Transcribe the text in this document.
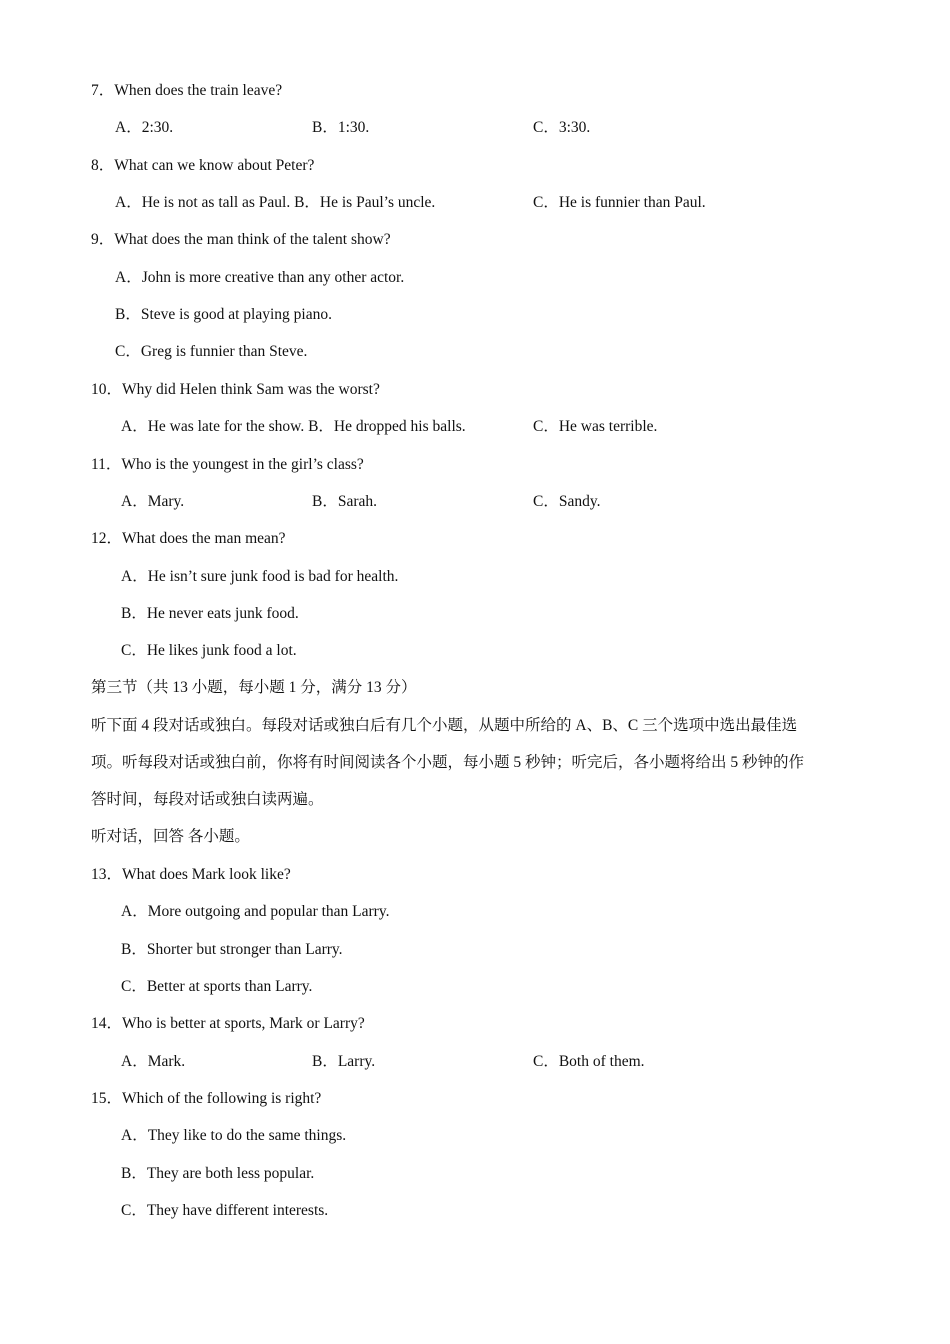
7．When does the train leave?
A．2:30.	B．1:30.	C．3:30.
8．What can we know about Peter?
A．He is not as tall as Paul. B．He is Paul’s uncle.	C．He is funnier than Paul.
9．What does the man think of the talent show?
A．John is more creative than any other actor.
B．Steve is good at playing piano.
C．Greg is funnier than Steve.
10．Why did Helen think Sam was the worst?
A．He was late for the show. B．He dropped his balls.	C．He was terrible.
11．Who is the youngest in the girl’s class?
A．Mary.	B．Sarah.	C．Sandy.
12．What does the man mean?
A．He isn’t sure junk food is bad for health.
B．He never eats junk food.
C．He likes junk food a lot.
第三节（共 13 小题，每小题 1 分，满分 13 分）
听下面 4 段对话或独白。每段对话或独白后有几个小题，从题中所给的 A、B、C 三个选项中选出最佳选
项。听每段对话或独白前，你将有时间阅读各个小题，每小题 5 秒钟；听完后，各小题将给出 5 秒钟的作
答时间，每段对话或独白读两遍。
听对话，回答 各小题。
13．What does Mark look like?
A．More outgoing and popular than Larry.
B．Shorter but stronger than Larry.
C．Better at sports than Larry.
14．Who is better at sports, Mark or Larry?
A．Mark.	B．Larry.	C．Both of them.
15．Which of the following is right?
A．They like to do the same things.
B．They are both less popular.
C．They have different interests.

...

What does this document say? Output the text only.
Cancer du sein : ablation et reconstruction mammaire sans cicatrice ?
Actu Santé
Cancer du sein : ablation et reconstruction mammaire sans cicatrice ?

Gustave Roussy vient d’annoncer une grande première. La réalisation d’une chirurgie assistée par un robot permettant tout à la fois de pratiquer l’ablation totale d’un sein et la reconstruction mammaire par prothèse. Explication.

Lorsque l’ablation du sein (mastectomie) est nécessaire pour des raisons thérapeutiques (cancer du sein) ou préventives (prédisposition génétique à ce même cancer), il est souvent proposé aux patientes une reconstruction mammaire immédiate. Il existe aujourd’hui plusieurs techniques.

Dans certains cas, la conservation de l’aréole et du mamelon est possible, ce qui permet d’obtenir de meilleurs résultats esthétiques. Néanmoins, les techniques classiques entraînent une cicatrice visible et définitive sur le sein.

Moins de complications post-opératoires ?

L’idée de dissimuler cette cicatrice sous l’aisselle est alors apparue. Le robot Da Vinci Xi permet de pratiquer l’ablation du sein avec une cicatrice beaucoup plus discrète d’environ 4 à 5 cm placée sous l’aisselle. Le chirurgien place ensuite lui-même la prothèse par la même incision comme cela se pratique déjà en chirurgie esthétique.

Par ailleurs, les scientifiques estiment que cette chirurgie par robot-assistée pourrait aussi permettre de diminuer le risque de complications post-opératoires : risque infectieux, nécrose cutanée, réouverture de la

...

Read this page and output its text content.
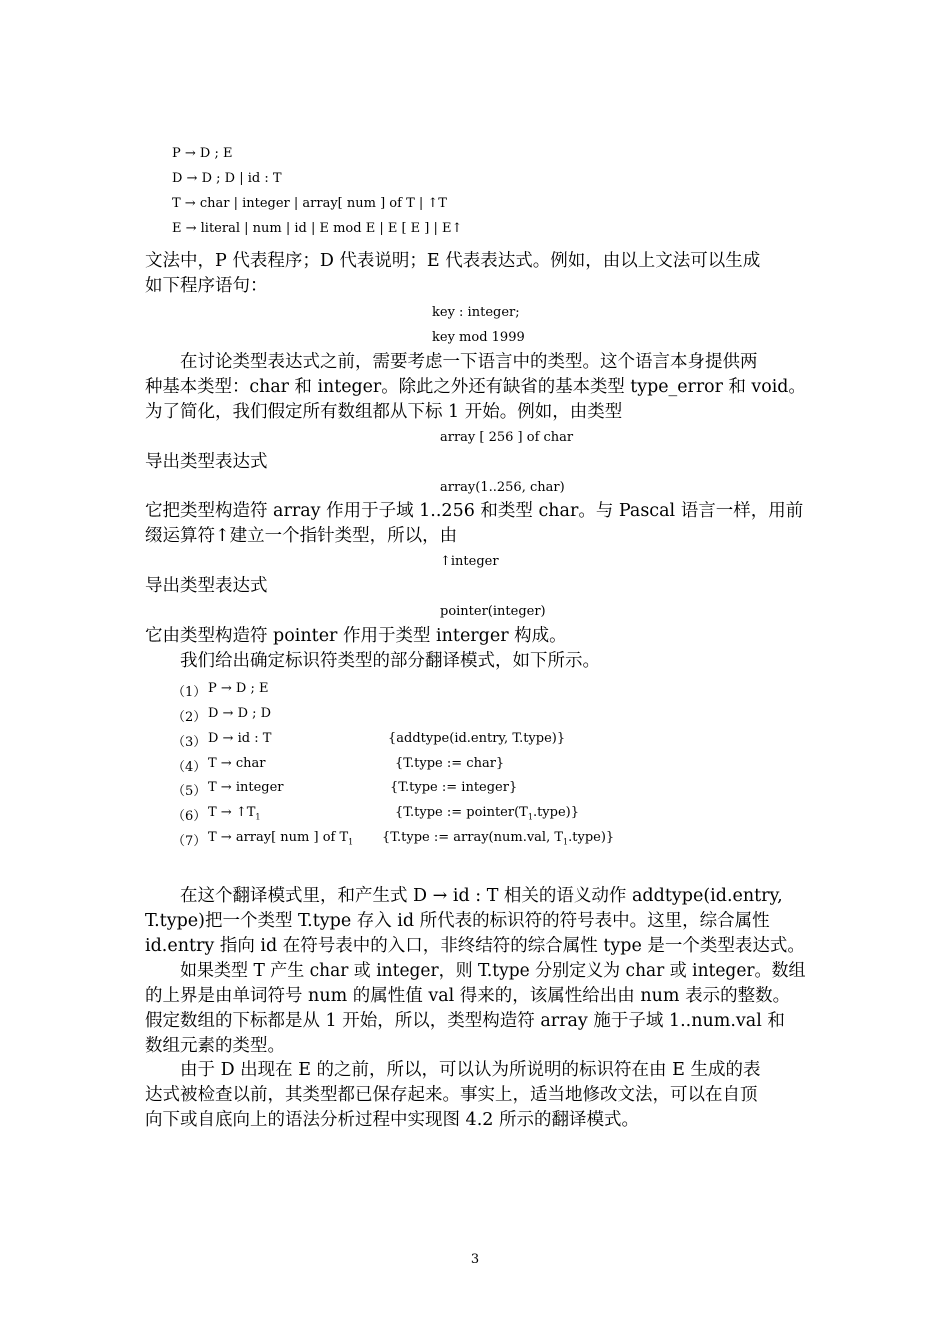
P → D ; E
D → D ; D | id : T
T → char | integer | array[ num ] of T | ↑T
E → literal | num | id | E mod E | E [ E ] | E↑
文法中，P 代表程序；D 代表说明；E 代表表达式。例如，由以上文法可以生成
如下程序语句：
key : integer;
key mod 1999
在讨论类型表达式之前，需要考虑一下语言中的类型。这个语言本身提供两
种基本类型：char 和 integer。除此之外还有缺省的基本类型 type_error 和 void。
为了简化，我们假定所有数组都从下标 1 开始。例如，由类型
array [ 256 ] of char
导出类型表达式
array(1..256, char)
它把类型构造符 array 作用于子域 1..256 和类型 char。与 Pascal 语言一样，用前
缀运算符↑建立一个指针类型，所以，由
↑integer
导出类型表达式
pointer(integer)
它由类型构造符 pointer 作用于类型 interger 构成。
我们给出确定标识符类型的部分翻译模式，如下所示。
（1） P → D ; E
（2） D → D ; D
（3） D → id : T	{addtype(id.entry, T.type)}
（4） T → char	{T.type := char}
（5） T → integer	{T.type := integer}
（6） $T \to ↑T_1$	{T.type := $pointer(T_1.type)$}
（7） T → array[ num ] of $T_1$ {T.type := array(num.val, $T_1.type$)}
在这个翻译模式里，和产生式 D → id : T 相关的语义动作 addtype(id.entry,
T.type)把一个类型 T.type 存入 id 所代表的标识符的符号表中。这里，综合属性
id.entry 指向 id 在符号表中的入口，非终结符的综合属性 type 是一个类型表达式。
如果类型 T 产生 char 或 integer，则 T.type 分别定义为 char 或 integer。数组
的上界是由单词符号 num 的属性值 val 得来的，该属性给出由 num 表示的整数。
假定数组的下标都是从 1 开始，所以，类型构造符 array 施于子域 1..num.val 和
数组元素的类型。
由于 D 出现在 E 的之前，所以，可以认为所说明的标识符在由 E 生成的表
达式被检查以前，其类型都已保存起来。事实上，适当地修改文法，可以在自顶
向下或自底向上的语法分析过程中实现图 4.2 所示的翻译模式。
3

**PROBLEM REQUIREMENTS**
Reproduce each line of the material containing the word "food".

**TASK RESPONSE**
A．He isn’t sure junk food is bad for health.
B．He never eats junk food.
C．He likes junk food a lot.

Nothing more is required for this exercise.